◆ GOAL OF THE EXERCISE
Give the number of lines in the records below that include "name". Reply with that number alone.
--- Start of SUPPLIED DATA ---
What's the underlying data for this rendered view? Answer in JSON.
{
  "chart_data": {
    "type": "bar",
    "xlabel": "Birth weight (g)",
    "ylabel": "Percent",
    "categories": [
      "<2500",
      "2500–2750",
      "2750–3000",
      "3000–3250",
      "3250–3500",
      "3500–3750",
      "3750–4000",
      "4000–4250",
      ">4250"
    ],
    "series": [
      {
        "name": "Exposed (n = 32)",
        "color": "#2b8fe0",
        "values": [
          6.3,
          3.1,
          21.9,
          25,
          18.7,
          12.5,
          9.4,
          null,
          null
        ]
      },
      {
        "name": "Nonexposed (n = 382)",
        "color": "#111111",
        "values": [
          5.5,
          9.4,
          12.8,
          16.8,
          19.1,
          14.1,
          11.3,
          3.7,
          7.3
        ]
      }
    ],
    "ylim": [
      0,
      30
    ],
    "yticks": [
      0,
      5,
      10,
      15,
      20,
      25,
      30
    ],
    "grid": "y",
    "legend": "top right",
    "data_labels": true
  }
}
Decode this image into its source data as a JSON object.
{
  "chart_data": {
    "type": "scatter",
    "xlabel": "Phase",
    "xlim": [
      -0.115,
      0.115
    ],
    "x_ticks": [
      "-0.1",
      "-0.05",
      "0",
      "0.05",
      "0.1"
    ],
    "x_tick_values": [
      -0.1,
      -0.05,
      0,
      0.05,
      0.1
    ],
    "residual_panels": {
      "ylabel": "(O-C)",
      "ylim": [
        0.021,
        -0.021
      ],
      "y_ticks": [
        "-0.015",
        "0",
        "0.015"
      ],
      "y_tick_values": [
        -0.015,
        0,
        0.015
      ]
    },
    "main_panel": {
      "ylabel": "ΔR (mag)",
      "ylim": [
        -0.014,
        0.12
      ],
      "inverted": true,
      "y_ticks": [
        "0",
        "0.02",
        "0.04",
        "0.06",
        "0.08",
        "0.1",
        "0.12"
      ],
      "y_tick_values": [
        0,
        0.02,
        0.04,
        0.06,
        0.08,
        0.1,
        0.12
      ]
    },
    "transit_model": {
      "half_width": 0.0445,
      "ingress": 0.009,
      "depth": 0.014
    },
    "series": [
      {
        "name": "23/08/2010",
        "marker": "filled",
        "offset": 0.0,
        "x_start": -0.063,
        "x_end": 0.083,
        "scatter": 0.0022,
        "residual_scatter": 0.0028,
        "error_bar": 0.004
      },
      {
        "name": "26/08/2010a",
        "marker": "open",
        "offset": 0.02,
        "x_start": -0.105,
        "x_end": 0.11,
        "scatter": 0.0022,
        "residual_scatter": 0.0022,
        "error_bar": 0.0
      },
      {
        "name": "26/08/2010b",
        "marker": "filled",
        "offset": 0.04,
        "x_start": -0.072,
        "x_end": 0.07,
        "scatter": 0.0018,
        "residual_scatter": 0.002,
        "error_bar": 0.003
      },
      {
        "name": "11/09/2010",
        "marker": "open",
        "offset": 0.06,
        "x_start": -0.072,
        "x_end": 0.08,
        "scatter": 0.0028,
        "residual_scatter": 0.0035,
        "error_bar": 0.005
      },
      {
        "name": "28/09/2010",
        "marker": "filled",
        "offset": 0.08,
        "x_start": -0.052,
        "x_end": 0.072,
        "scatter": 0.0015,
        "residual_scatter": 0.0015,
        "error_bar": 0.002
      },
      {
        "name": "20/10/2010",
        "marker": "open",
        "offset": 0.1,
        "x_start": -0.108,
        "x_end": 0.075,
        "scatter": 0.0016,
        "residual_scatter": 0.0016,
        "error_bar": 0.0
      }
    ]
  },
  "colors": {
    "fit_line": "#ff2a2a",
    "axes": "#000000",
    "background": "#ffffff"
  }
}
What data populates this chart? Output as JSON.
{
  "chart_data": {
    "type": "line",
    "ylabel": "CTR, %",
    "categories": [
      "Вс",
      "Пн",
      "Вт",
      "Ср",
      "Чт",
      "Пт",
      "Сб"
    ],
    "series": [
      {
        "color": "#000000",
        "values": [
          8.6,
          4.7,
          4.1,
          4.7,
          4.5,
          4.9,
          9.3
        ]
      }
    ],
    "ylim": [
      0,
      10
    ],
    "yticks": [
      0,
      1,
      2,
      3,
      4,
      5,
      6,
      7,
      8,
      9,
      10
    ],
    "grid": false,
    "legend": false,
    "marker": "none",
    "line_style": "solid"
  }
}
--- End of SUPPLIED DATA ---
◆ EXERCISE SOLUTION
8